- _What is expected_: Take every line from the listing below that includes "xlabel" and copy it.

— BEGIN —

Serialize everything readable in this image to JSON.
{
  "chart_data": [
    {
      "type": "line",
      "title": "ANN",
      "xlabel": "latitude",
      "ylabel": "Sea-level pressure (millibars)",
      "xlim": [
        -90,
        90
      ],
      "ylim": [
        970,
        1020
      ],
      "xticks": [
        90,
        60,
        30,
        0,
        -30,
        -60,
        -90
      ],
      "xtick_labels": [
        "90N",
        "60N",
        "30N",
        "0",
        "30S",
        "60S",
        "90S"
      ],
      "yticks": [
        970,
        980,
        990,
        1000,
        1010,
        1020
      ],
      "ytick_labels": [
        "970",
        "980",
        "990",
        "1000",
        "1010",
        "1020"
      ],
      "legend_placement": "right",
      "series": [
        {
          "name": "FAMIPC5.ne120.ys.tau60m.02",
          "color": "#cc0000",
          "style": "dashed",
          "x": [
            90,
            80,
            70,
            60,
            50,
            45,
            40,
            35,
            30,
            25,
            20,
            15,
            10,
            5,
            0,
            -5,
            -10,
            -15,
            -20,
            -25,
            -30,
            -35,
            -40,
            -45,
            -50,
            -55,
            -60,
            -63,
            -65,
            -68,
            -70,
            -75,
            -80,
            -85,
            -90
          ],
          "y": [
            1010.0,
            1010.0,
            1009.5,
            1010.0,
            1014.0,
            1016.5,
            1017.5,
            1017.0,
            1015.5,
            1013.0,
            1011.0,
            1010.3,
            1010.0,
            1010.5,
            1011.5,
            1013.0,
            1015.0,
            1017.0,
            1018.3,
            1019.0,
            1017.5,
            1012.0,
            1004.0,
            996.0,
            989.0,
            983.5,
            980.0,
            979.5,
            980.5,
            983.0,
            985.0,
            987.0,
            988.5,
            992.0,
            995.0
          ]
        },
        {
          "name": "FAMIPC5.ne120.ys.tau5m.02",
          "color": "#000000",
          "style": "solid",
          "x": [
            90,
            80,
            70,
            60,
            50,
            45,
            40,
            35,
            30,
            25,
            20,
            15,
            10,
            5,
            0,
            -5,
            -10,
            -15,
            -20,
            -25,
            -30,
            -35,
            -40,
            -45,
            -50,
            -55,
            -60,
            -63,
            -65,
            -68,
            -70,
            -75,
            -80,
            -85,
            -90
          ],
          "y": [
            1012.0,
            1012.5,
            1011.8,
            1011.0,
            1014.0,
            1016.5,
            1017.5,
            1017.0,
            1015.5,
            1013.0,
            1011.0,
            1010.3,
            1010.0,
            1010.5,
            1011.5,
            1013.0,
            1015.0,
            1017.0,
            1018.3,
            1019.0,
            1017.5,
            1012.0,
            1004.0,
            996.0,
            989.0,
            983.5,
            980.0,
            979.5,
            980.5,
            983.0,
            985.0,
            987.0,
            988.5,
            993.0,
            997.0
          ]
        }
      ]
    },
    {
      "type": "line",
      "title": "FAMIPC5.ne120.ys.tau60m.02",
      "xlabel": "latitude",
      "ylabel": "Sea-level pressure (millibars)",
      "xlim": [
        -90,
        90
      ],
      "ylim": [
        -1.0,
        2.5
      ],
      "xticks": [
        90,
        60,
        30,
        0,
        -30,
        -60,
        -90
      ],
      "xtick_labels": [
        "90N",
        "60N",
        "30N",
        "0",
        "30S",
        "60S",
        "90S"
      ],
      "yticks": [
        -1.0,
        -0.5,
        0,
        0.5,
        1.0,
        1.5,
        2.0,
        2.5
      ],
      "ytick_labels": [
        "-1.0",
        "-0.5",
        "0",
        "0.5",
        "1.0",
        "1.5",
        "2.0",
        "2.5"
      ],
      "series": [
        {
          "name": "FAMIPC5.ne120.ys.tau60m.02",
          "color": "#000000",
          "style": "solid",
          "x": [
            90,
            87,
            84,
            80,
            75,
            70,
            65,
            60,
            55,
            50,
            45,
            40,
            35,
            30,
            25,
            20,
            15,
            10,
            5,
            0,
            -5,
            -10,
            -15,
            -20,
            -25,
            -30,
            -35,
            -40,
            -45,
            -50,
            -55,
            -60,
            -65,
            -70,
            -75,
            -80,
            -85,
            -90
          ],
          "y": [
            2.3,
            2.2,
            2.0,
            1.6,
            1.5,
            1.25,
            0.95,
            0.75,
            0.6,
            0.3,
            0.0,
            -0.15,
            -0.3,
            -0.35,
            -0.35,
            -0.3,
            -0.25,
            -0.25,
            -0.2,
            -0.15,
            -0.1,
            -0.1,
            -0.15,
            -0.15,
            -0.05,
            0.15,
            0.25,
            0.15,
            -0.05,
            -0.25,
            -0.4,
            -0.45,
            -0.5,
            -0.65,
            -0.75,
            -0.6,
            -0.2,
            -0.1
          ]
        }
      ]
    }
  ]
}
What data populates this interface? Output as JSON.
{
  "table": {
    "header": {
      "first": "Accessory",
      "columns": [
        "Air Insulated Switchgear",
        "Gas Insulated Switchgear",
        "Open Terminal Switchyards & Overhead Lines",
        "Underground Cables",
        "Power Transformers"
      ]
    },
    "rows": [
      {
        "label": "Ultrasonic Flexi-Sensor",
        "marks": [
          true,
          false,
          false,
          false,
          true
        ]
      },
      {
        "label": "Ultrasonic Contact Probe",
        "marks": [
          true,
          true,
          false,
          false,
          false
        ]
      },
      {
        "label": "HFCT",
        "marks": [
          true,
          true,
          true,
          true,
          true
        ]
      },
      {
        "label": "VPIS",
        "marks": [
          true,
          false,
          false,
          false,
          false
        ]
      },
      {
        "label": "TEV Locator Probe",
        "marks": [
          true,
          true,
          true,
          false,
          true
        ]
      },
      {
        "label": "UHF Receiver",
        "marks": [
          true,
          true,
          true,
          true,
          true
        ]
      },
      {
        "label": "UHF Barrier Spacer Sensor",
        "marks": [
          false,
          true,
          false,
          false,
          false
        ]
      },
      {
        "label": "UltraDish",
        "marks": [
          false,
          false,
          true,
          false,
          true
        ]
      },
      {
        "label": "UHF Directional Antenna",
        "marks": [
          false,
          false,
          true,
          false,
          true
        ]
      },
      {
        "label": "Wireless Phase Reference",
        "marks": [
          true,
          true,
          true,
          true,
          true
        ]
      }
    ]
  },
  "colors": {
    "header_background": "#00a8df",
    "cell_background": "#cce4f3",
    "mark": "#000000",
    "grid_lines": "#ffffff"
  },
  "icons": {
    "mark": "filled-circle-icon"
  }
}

— END —
— BEGIN —

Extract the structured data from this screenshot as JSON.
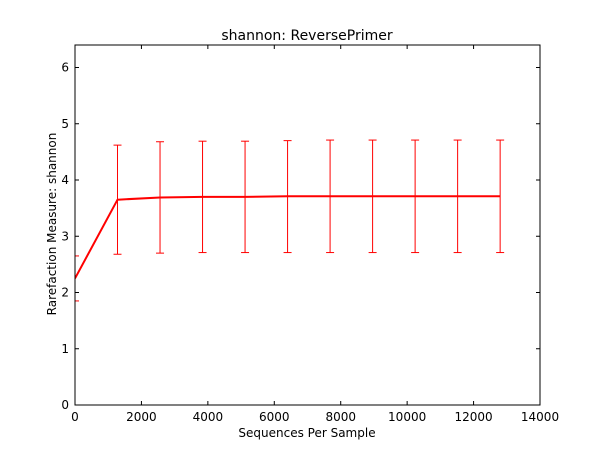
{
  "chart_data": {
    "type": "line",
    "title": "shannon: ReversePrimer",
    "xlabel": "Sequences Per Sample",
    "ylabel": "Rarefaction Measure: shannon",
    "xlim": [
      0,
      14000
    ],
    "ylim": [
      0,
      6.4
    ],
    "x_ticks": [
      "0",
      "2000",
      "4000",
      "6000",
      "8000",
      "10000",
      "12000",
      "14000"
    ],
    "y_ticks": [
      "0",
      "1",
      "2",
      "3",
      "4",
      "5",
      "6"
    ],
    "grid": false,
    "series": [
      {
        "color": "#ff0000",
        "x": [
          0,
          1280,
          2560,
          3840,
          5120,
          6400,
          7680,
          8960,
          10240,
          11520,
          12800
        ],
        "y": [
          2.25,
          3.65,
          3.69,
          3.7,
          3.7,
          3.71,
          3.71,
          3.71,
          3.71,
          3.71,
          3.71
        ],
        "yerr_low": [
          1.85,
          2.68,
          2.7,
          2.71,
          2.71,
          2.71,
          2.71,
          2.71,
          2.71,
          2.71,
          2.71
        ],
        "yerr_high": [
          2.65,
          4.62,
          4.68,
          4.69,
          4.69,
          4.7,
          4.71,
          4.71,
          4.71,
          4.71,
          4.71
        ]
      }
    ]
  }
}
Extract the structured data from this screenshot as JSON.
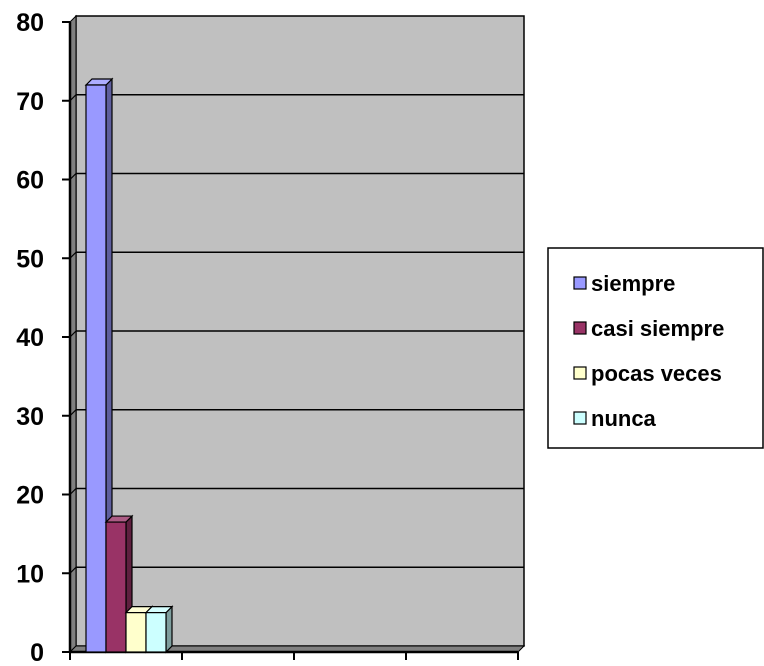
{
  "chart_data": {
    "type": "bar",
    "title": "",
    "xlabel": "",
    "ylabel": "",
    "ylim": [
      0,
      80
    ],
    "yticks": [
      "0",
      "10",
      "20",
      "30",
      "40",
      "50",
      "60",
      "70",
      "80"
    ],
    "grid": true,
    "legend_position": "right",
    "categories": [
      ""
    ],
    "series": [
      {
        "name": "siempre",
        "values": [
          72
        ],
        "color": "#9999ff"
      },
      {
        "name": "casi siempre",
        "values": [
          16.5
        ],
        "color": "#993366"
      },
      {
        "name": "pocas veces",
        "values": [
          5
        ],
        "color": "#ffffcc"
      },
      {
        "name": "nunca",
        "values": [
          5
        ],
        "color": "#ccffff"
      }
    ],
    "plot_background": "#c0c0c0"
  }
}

— END —
— BEGIN —

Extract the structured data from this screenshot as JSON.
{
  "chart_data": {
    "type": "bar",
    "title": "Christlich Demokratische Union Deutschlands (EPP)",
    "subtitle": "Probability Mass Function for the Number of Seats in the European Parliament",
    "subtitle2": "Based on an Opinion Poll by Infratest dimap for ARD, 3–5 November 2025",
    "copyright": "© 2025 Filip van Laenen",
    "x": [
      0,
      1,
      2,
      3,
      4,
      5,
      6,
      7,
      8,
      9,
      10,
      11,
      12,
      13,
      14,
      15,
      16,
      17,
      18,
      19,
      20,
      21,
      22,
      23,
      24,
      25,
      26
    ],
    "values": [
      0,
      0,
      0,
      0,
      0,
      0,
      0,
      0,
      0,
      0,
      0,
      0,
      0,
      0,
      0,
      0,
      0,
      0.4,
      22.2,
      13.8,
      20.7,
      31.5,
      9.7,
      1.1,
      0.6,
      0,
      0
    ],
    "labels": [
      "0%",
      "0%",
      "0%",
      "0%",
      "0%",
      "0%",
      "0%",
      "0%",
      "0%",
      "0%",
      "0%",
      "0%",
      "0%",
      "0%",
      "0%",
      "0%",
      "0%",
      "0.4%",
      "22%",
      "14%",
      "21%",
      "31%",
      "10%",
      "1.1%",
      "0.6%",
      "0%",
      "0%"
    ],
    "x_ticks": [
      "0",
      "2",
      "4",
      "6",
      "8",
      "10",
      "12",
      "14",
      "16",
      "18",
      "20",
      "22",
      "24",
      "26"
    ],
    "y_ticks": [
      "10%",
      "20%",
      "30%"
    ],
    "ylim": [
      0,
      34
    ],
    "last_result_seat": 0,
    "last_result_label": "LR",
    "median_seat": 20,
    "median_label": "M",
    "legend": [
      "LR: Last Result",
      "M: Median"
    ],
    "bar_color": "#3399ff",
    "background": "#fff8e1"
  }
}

— END —

- _The output_:
      "xlabel": "latitude",
      "xlabel": "latitude",
    "xlabel": "Sequences Per Sample",
    "xlabel": "",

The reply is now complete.